What you need to do: Make an exact copy of the entries below with the pictures removed.

Dataset rows:
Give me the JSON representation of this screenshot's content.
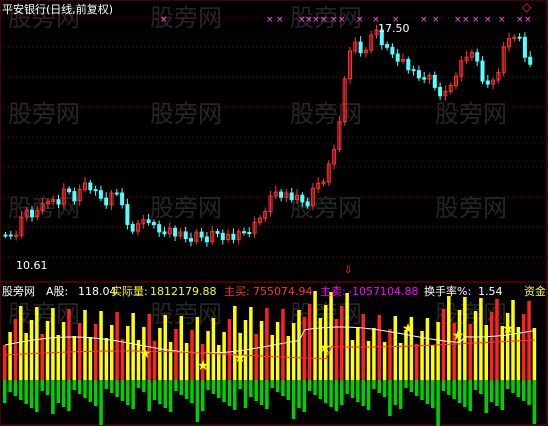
{
  "header": {
    "title": "平安银行(日线,前复权)",
    "title_color": "#ffffff"
  },
  "watermark": "股旁网",
  "price_panel": {
    "high_marker": "17.50",
    "low_marker": "10.61",
    "price_line_color": "#ffffff",
    "grid_color": "#8b0000"
  },
  "indicator_bar": {
    "name": "股旁网",
    "a_label": "A股:",
    "a_value": "118.04",
    "actual_volume_label": "实际量:",
    "actual_volume_value": "1812179.88",
    "main_buy_label": "主买:",
    "main_buy_value": "755074.94",
    "main_sell_label": "主卖:",
    "main_sell_value": "-1057104.88",
    "turnover_label": "换手率%:",
    "turnover_value": "1.54",
    "funds_label": "资金"
  },
  "colors": {
    "up_candle": "#ff3232",
    "down_candle": "#54ffff",
    "label_white": "#ffffff",
    "label_yellow": "#ffff00",
    "label_red": "#ff3232",
    "label_magenta": "#ff00ff",
    "marker_magenta": "#ff55ff",
    "vol_yellow": "#ffff00",
    "vol_red": "#ff2020",
    "vol_green": "#00d000",
    "star": "#ffff00"
  },
  "icons": {
    "diamond": "diamond-icon",
    "arrow": "down-arrow-icon"
  }
}
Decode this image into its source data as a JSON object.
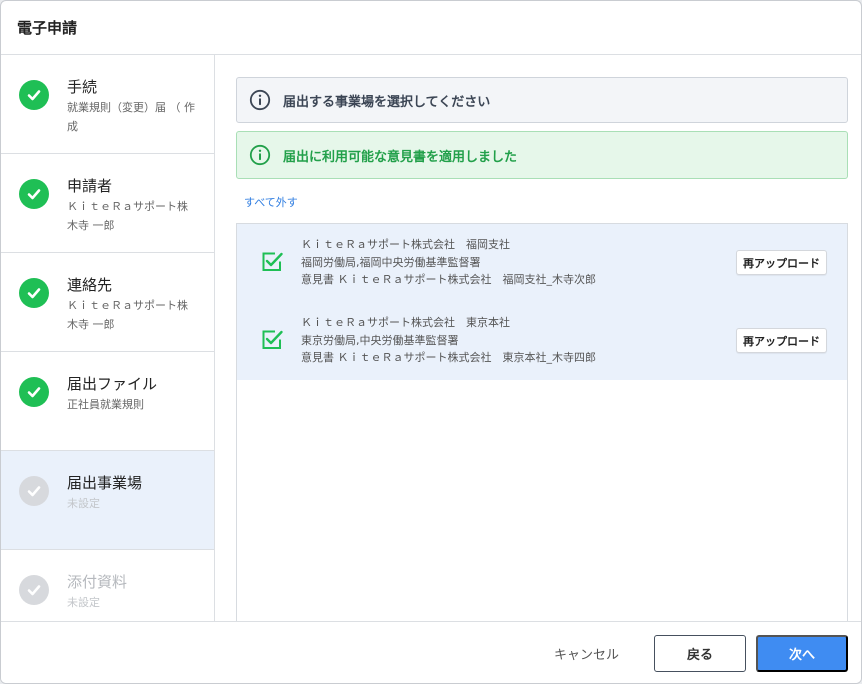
{
  "dialog": {
    "title": "電子申請"
  },
  "steps": [
    {
      "title": "手続",
      "sub": "就業規則（変更）届 （ 作成",
      "state": "done"
    },
    {
      "title": "申請者",
      "sub": "ＫｉｔｅＲａサポート株",
      "sub2": "木寺 一郎",
      "state": "done"
    },
    {
      "title": "連絡先",
      "sub": "ＫｉｔｅＲａサポート株",
      "sub2": "木寺 一郎",
      "state": "done"
    },
    {
      "title": "届出ファイル",
      "sub": "正社員就業規則",
      "state": "done"
    },
    {
      "title": "届出事業場",
      "sub": "未設定",
      "state": "current"
    },
    {
      "title": "添付資料",
      "sub": "未設定",
      "state": "todo"
    }
  ],
  "alerts": {
    "info": "届出する事業場を選択してください",
    "success": "届出に利用可能な意見書を適用しました"
  },
  "deselect_all": "すべて外す",
  "offices": [
    {
      "line1": "ＫｉｔｅＲａサポート株式会社　福岡支社",
      "line2": "福岡労働局,福岡中央労働基準監督署",
      "line3": "意見書 ＫｉｔｅＲａサポート株式会社　福岡支社_木寺次郎",
      "button": "再アップロード",
      "checked": true
    },
    {
      "line1": "ＫｉｔｅＲａサポート株式会社　東京本社",
      "line2": "東京労働局,中央労働基準監督署",
      "line3": "意見書 ＫｉｔｅＲａサポート株式会社　東京本社_木寺四郎",
      "button": "再アップロード",
      "checked": true
    }
  ],
  "footer": {
    "cancel": "キャンセル",
    "back": "戻る",
    "next": "次へ"
  },
  "colors": {
    "success": "#1fbf55",
    "primary": "#3f8cf2",
    "selected_row": "#eaf1fb",
    "link": "#2f7de1"
  }
}
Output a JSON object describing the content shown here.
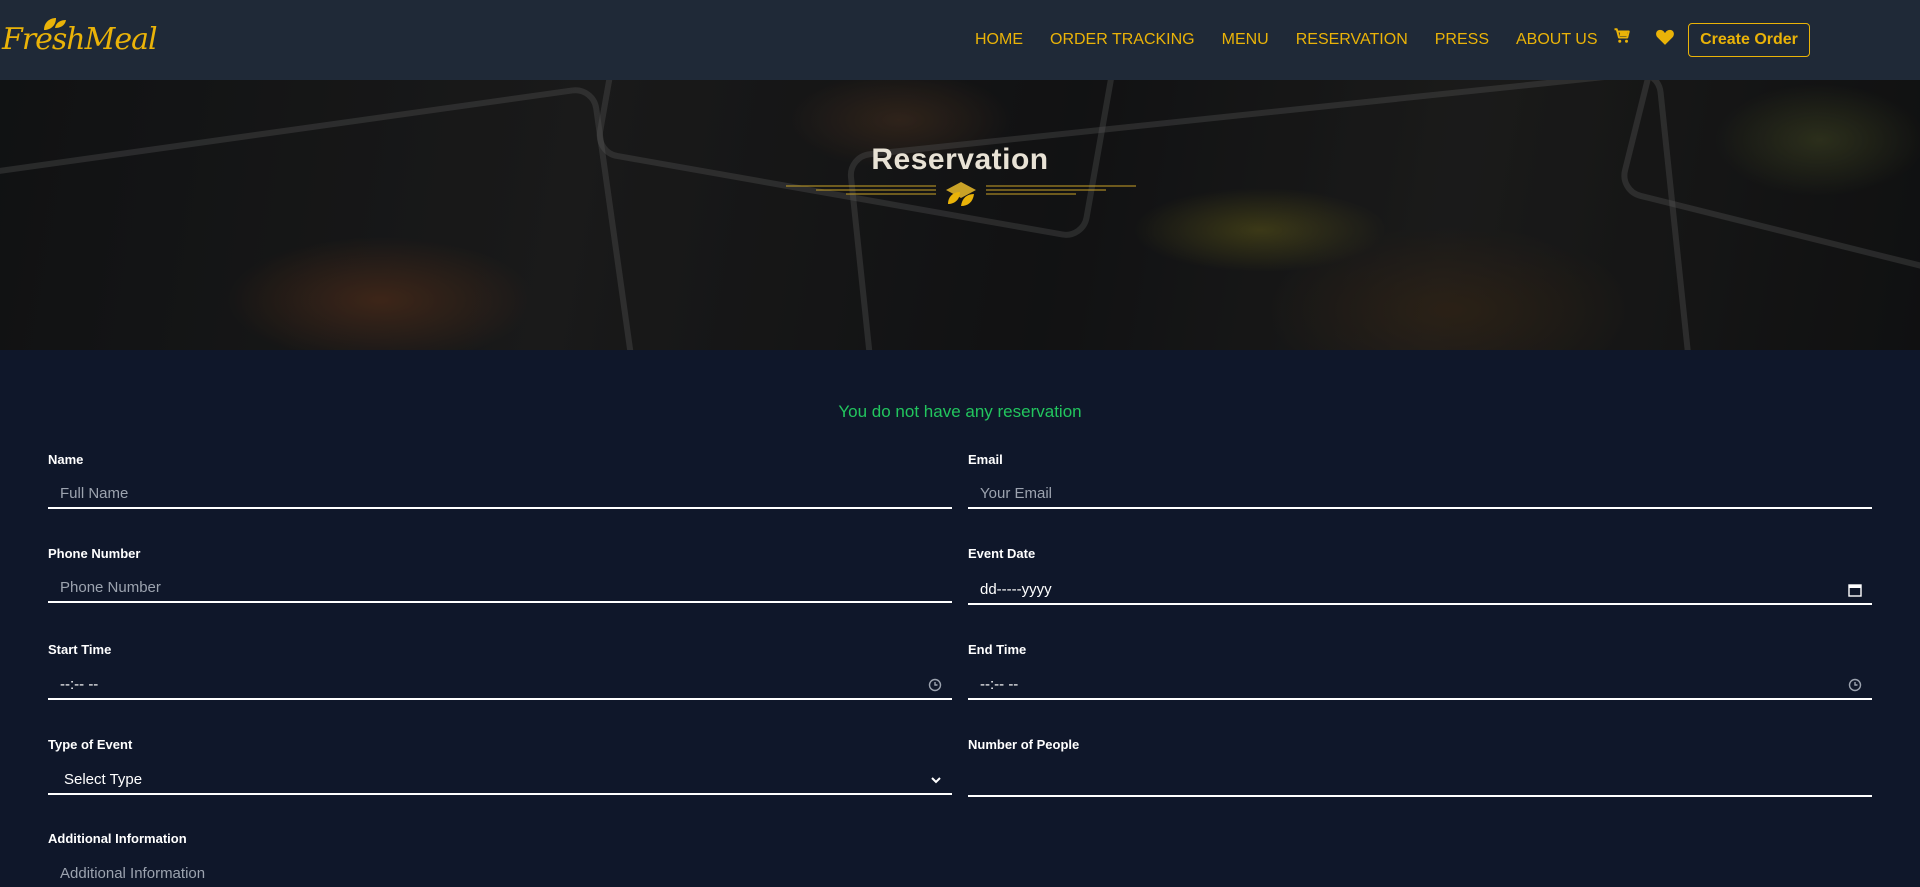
{
  "brand": {
    "name": "FreshMeal"
  },
  "nav": {
    "links": [
      "HOME",
      "ORDER TRACKING",
      "MENU",
      "RESERVATION",
      "PRESS",
      "ABOUT US"
    ],
    "icons": [
      "cart-icon",
      "heart-icon"
    ],
    "create_order_label": "Create Order"
  },
  "hero": {
    "title": "Reservation"
  },
  "status_message": "You do not have any reservation",
  "form": {
    "name": {
      "label": "Name",
      "placeholder": "Full Name"
    },
    "email": {
      "label": "Email",
      "placeholder": "Your Email"
    },
    "phone": {
      "label": "Phone Number",
      "placeholder": "Phone Number"
    },
    "event_date": {
      "label": "Event Date",
      "value": "dd-----yyyy",
      "icon": "calendar-icon"
    },
    "start_time": {
      "label": "Start Time",
      "value": "--:-- --",
      "icon": "clock-icon"
    },
    "end_time": {
      "label": "End Time",
      "value": "--:-- --",
      "icon": "clock-icon"
    },
    "event_type": {
      "label": "Type of Event",
      "selected": "Select Type",
      "icon": "chevron-down-icon"
    },
    "people": {
      "label": "Number of People",
      "value": ""
    },
    "additional": {
      "label": "Additional Information",
      "placeholder": "Additional Information"
    }
  },
  "colors": {
    "accent": "#eab308",
    "success": "#22c55e",
    "navbar": "#1f2937",
    "background": "#0f172a"
  }
}
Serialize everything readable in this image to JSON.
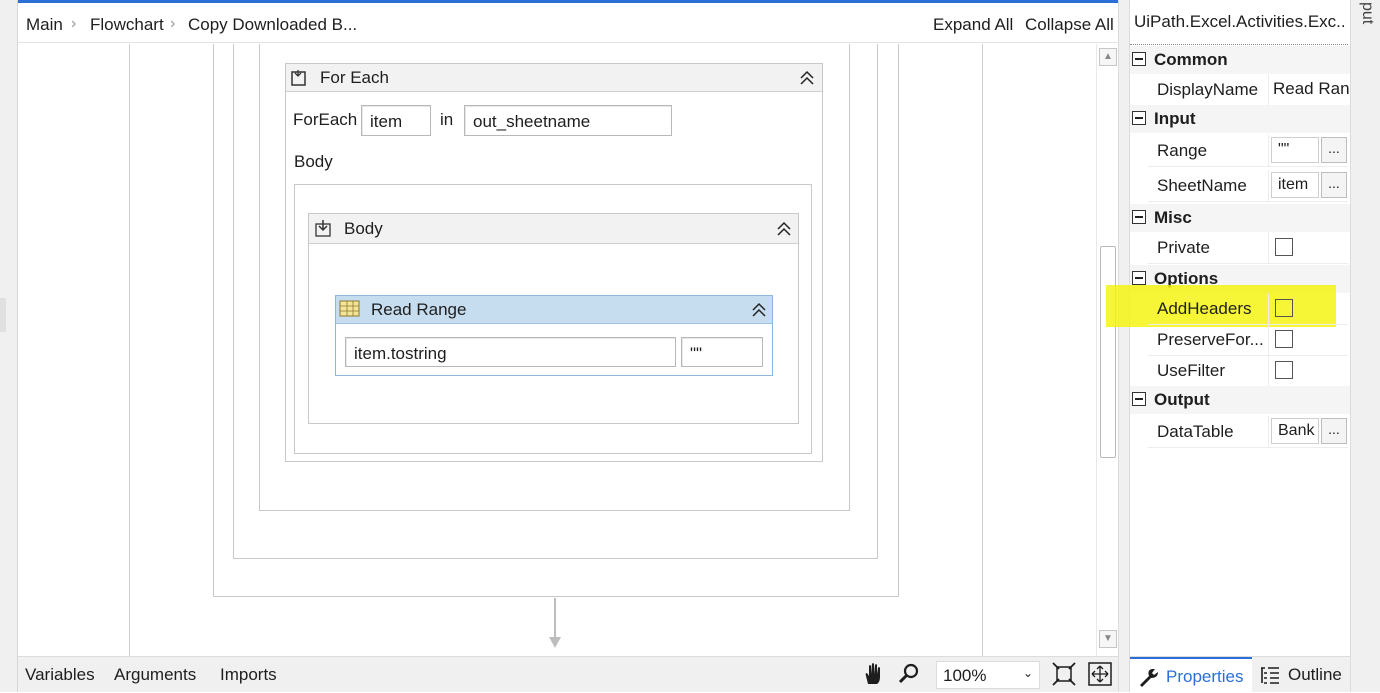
{
  "breadcrumb": {
    "items": [
      "Main",
      "Flowchart",
      "Copy Downloaded B..."
    ],
    "separator": "›",
    "expand_all": "Expand All",
    "collapse_all": "Collapse All"
  },
  "foreach": {
    "title": "For Each",
    "foreach_label": "ForEach",
    "item_value": "item",
    "in_label": "in",
    "collection_value": "out_sheetname",
    "body_label": "Body"
  },
  "sequence": {
    "title": "Body"
  },
  "read_range": {
    "title": "Read Range",
    "sheet_value": "item.tostring",
    "range_value": "\"\""
  },
  "bottom": {
    "tabs": [
      "Variables",
      "Arguments",
      "Imports"
    ],
    "zoom": "100%"
  },
  "properties": {
    "title": "UiPath.Excel.Activities.Exc...",
    "categories": {
      "common": "Common",
      "input": "Input",
      "misc": "Misc",
      "options": "Options",
      "output": "Output"
    },
    "rows": {
      "display_name": {
        "label": "DisplayName",
        "value": "Read Range"
      },
      "range": {
        "label": "Range",
        "value": "\"\""
      },
      "sheet_name": {
        "label": "SheetName",
        "value": "item"
      },
      "private": {
        "label": "Private"
      },
      "add_headers": {
        "label": "AddHeaders"
      },
      "preserve_format": {
        "label": "PreserveFor..."
      },
      "use_filter": {
        "label": "UseFilter"
      },
      "data_table": {
        "label": "DataTable",
        "value": "Bank"
      }
    },
    "ellipsis": "...",
    "tabs": {
      "properties": "Properties",
      "outline": "Outline"
    }
  },
  "side_label": "put",
  "colors": {
    "accent": "#2b6fd6",
    "read_range_header": "#c6dcef",
    "highlight": "#f4f40a"
  }
}
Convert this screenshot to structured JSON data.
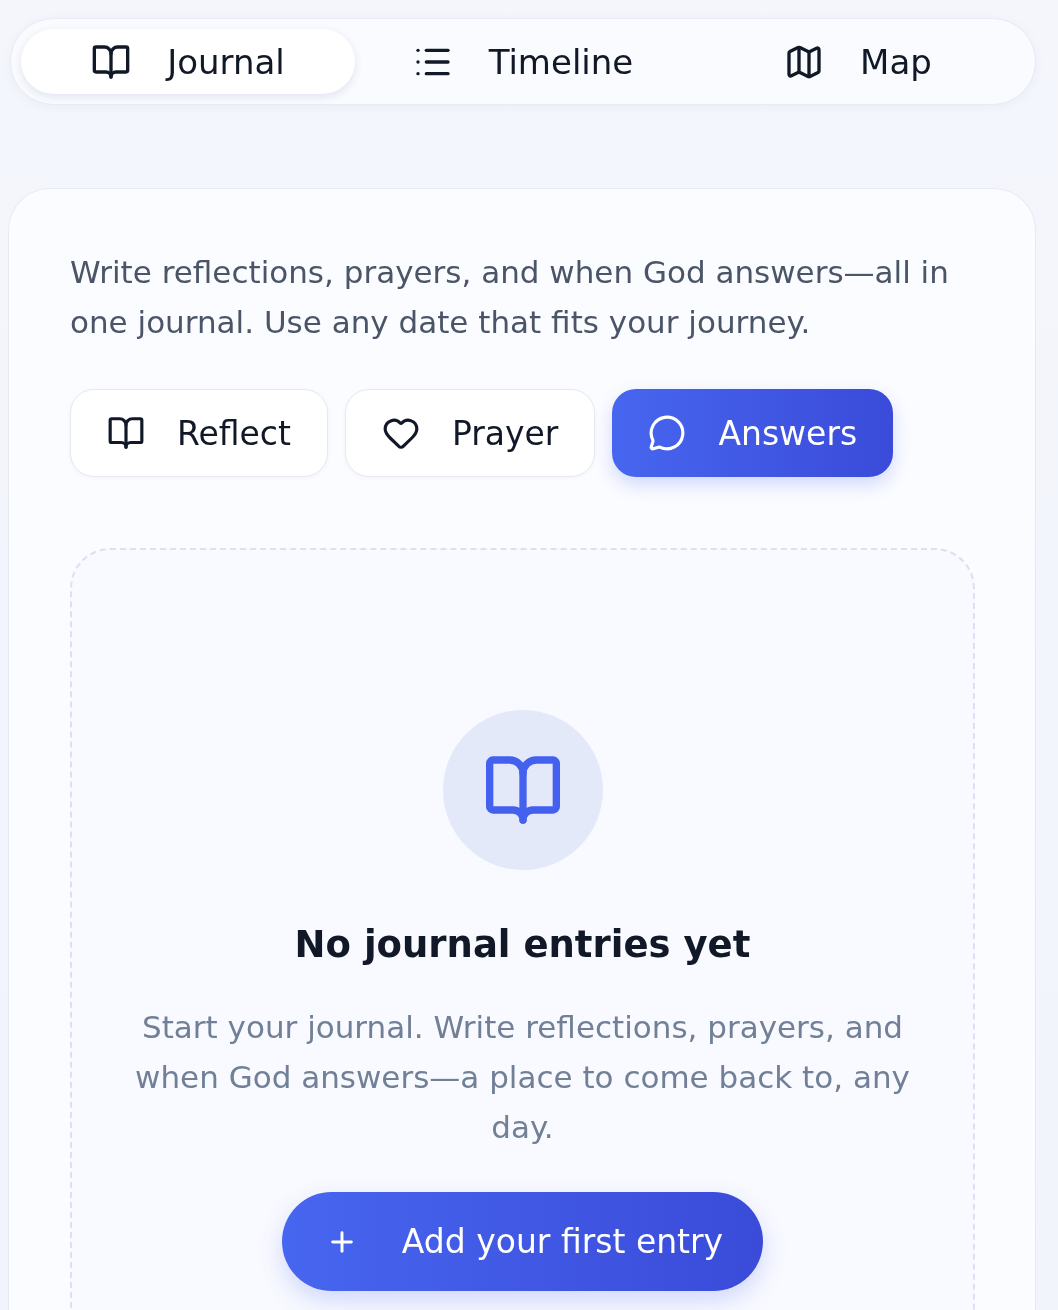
{
  "nav_tabs": [
    {
      "label": "Journal",
      "selected": true
    },
    {
      "label": "Timeline",
      "selected": false
    },
    {
      "label": "Map",
      "selected": false
    }
  ],
  "journal": {
    "description": "Write reflections, prayers, and when God answers—all in one journal. Use any date that fits your journey.",
    "entry_types": [
      {
        "label": "Reflect",
        "selected": false
      },
      {
        "label": "Prayer",
        "selected": false
      },
      {
        "label": "Answers",
        "selected": true
      }
    ],
    "empty_state": {
      "title": "No journal entries yet",
      "message": "Start your journal. Write reflections, prayers, and when God answers—a place to come back to, any day.",
      "button": "Add your first entry"
    }
  }
}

Output for this exercise:
Give me the JSON representation of this screenshot's content.
{
  "header": {
    "title": "平安银行(日线,前复权)",
    "title_color": "#ffffff"
  },
  "watermark": "股旁网",
  "price_panel": {
    "high_marker": "17.50",
    "low_marker": "10.61",
    "price_line_color": "#ffffff",
    "grid_color": "#8b0000"
  },
  "indicator_bar": {
    "name": "股旁网",
    "a_label": "A股:",
    "a_value": "118.04",
    "actual_volume_label": "实际量:",
    "actual_volume_value": "1812179.88",
    "main_buy_label": "主买:",
    "main_buy_value": "755074.94",
    "main_sell_label": "主卖:",
    "main_sell_value": "-1057104.88",
    "turnover_label": "换手率%:",
    "turnover_value": "1.54",
    "funds_label": "资金"
  },
  "colors": {
    "up_candle": "#ff3232",
    "down_candle": "#54ffff",
    "label_white": "#ffffff",
    "label_yellow": "#ffff00",
    "label_red": "#ff3232",
    "label_magenta": "#ff00ff",
    "marker_magenta": "#ff55ff",
    "vol_yellow": "#ffff00",
    "vol_red": "#ff2020",
    "vol_green": "#00d000",
    "star": "#ffff00"
  },
  "icons": {
    "diamond": "diamond-icon",
    "arrow": "down-arrow-icon"
  }
}
Decode this image into its source data as a JSON object.
{
  "dialog": {
    "title": "電子申請"
  },
  "steps": [
    {
      "title": "手続",
      "sub": "就業規則（変更）届 （ 作成",
      "state": "done"
    },
    {
      "title": "申請者",
      "sub": "ＫｉｔｅＲａサポート株",
      "sub2": "木寺 一郎",
      "state": "done"
    },
    {
      "title": "連絡先",
      "sub": "ＫｉｔｅＲａサポート株",
      "sub2": "木寺 一郎",
      "state": "done"
    },
    {
      "title": "届出ファイル",
      "sub": "正社員就業規則",
      "state": "done"
    },
    {
      "title": "届出事業場",
      "sub": "未設定",
      "state": "current"
    },
    {
      "title": "添付資料",
      "sub": "未設定",
      "state": "todo"
    }
  ],
  "alerts": {
    "info": "届出する事業場を選択してください",
    "success": "届出に利用可能な意見書を適用しました"
  },
  "deselect_all": "すべて外す",
  "offices": [
    {
      "line1": "ＫｉｔｅＲａサポート株式会社　福岡支社",
      "line2": "福岡労働局,福岡中央労働基準監督署",
      "line3": "意見書 ＫｉｔｅＲａサポート株式会社　福岡支社_木寺次郎",
      "button": "再アップロード",
      "checked": true
    },
    {
      "line1": "ＫｉｔｅＲａサポート株式会社　東京本社",
      "line2": "東京労働局,中央労働基準監督署",
      "line3": "意見書 ＫｉｔｅＲａサポート株式会社　東京本社_木寺四郎",
      "button": "再アップロード",
      "checked": true
    }
  ],
  "footer": {
    "cancel": "キャンセル",
    "back": "戻る",
    "next": "次へ"
  },
  "colors": {
    "success": "#1fbf55",
    "primary": "#3f8cf2",
    "selected_row": "#eaf1fb",
    "link": "#2f7de1"
  }
}
Output a JSON object describing the content shown here.
{
  "brand": {
    "name": "FreshMeal"
  },
  "nav": {
    "links": [
      "HOME",
      "ORDER TRACKING",
      "MENU",
      "RESERVATION",
      "PRESS",
      "ABOUT US"
    ],
    "icons": [
      "cart-icon",
      "heart-icon"
    ],
    "create_order_label": "Create Order"
  },
  "hero": {
    "title": "Reservation"
  },
  "status_message": "You do not have any reservation",
  "form": {
    "name": {
      "label": "Name",
      "placeholder": "Full Name"
    },
    "email": {
      "label": "Email",
      "placeholder": "Your Email"
    },
    "phone": {
      "label": "Phone Number",
      "placeholder": "Phone Number"
    },
    "event_date": {
      "label": "Event Date",
      "value": "dd-----yyyy",
      "icon": "calendar-icon"
    },
    "start_time": {
      "label": "Start Time",
      "value": "--:-- --",
      "icon": "clock-icon"
    },
    "end_time": {
      "label": "End Time",
      "value": "--:-- --",
      "icon": "clock-icon"
    },
    "event_type": {
      "label": "Type of Event",
      "selected": "Select Type",
      "icon": "chevron-down-icon"
    },
    "people": {
      "label": "Number of People",
      "value": ""
    },
    "additional": {
      "label": "Additional Information",
      "placeholder": "Additional Information"
    }
  },
  "colors": {
    "accent": "#eab308",
    "success": "#22c55e",
    "navbar": "#1f2937",
    "background": "#0f172a"
  }
}
Serialize everything readable in this image to JSON.
{
  "breadcrumb": {
    "items": [
      "Main",
      "Flowchart",
      "Copy Downloaded B..."
    ],
    "separator": "›",
    "expand_all": "Expand All",
    "collapse_all": "Collapse All"
  },
  "foreach": {
    "title": "For Each",
    "foreach_label": "ForEach",
    "item_value": "item",
    "in_label": "in",
    "collection_value": "out_sheetname",
    "body_label": "Body"
  },
  "sequence": {
    "title": "Body"
  },
  "read_range": {
    "title": "Read Range",
    "sheet_value": "item.tostring",
    "range_value": "\"\""
  },
  "bottom": {
    "tabs": [
      "Variables",
      "Arguments",
      "Imports"
    ],
    "zoom": "100%"
  },
  "properties": {
    "title": "UiPath.Excel.Activities.Exc...",
    "categories": {
      "common": "Common",
      "input": "Input",
      "misc": "Misc",
      "options": "Options",
      "output": "Output"
    },
    "rows": {
      "display_name": {
        "label": "DisplayName",
        "value": "Read Range"
      },
      "range": {
        "label": "Range",
        "value": "\"\""
      },
      "sheet_name": {
        "label": "SheetName",
        "value": "item"
      },
      "private": {
        "label": "Private"
      },
      "add_headers": {
        "label": "AddHeaders"
      },
      "preserve_format": {
        "label": "PreserveFor..."
      },
      "use_filter": {
        "label": "UseFilter"
      },
      "data_table": {
        "label": "DataTable",
        "value": "Bank"
      }
    },
    "ellipsis": "...",
    "tabs": {
      "properties": "Properties",
      "outline": "Outline"
    }
  },
  "side_label": "put",
  "colors": {
    "accent": "#2b6fd6",
    "read_range_header": "#c6dcef",
    "highlight": "#f4f40a"
  }
}
Convert this screenshot to structured JSON data.
{
  "nav_tabs": [
    {
      "label": "Journal",
      "selected": true
    },
    {
      "label": "Timeline",
      "selected": false
    },
    {
      "label": "Map",
      "selected": false
    }
  ],
  "journal": {
    "description": "Write reflections, prayers, and when God answers—all in one journal. Use any date that fits your journey.",
    "entry_types": [
      {
        "label": "Reflect",
        "selected": false
      },
      {
        "label": "Prayer",
        "selected": false
      },
      {
        "label": "Answers",
        "selected": true
      }
    ],
    "empty_state": {
      "title": "No journal entries yet",
      "message": "Start your journal. Write reflections, prayers, and when God answers—a place to come back to, any day.",
      "button": "Add your first entry"
    }
  }
}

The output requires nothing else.